**** Dataset rows

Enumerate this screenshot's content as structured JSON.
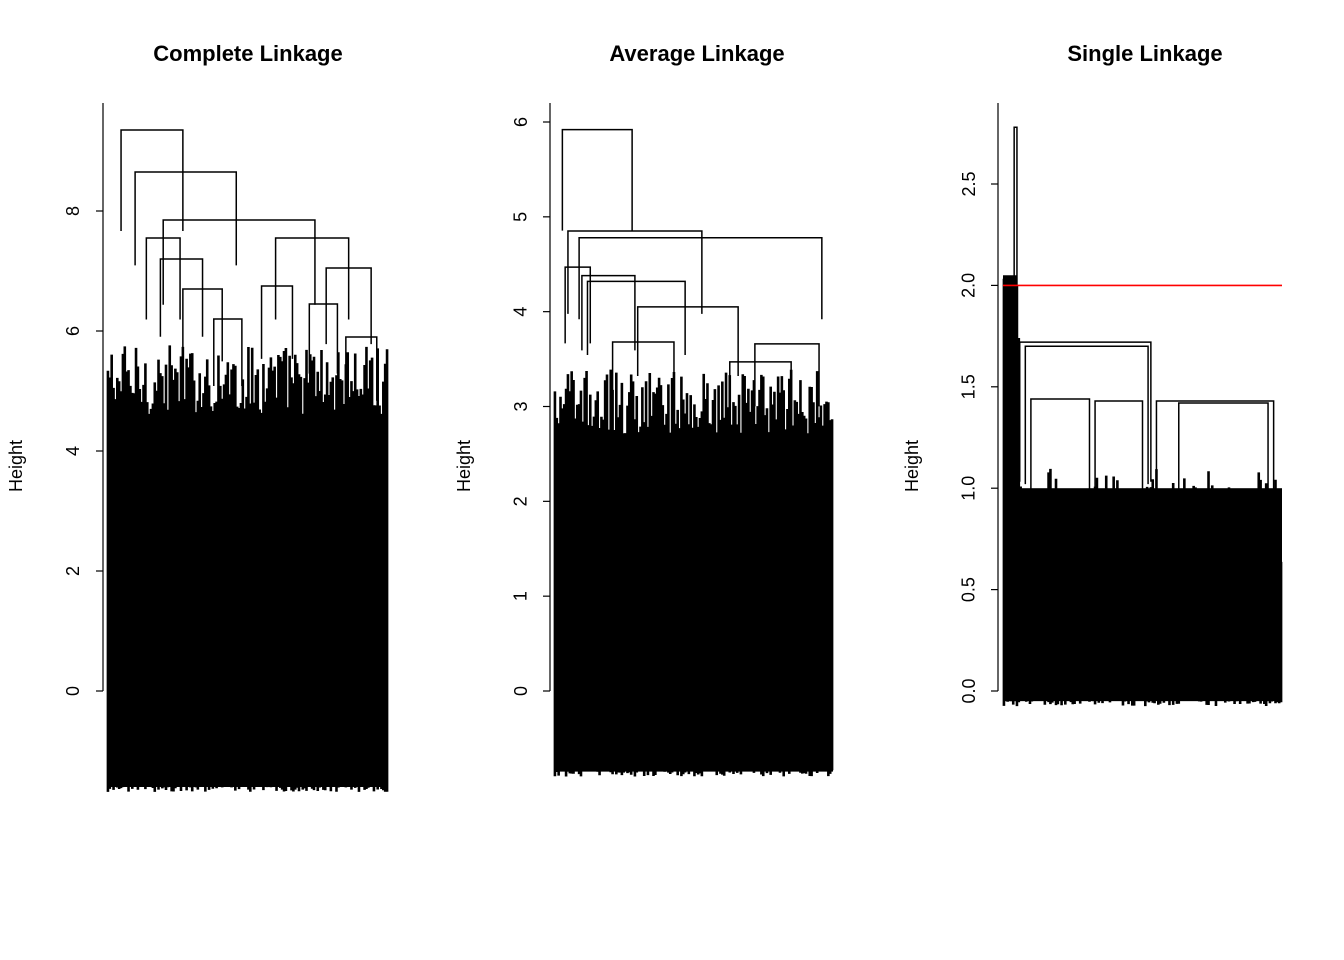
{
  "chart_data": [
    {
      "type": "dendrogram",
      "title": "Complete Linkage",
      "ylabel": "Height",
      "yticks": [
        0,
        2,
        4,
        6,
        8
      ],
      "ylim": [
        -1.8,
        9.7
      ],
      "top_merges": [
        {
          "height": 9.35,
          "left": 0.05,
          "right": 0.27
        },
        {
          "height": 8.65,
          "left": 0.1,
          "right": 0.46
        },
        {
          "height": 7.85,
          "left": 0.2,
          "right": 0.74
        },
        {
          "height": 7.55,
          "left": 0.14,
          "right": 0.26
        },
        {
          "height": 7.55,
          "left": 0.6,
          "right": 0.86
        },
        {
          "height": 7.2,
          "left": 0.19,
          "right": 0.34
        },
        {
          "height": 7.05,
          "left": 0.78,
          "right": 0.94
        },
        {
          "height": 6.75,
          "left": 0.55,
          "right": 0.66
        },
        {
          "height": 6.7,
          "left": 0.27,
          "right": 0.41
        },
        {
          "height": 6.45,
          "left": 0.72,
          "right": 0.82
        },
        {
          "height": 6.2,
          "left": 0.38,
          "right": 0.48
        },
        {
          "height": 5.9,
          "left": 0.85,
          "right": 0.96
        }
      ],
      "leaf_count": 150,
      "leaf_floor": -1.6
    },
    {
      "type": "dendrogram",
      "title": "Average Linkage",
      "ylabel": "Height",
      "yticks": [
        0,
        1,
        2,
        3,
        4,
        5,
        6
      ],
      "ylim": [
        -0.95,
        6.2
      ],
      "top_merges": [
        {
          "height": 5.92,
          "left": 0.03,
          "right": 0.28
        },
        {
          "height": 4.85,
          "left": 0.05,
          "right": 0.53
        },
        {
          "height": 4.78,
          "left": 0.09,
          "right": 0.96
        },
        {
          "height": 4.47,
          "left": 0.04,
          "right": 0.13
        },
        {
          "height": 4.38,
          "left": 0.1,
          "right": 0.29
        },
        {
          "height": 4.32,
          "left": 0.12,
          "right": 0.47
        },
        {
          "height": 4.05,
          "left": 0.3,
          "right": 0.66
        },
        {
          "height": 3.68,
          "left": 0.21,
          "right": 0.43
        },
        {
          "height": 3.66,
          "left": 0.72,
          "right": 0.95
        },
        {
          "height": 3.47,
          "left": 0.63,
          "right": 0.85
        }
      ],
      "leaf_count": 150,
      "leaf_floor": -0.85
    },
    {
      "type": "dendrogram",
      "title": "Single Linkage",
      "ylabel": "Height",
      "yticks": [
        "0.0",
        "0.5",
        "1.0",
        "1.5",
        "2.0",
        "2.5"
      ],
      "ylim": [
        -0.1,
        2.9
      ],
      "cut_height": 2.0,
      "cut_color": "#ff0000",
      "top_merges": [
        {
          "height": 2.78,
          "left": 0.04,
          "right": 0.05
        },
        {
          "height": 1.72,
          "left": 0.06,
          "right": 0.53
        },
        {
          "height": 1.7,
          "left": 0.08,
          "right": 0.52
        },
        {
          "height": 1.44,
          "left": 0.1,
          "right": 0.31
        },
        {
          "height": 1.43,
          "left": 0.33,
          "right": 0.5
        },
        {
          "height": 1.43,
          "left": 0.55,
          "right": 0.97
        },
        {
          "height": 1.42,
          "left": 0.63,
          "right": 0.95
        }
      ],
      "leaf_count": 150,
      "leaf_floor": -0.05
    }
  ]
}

********

> Exercise prompt
Show every line in the records above that contains the word "Linkage".

> Task output
      "title": "Complete Linkage",
      "title": "Average Linkage",
      "title": "Single Linkage",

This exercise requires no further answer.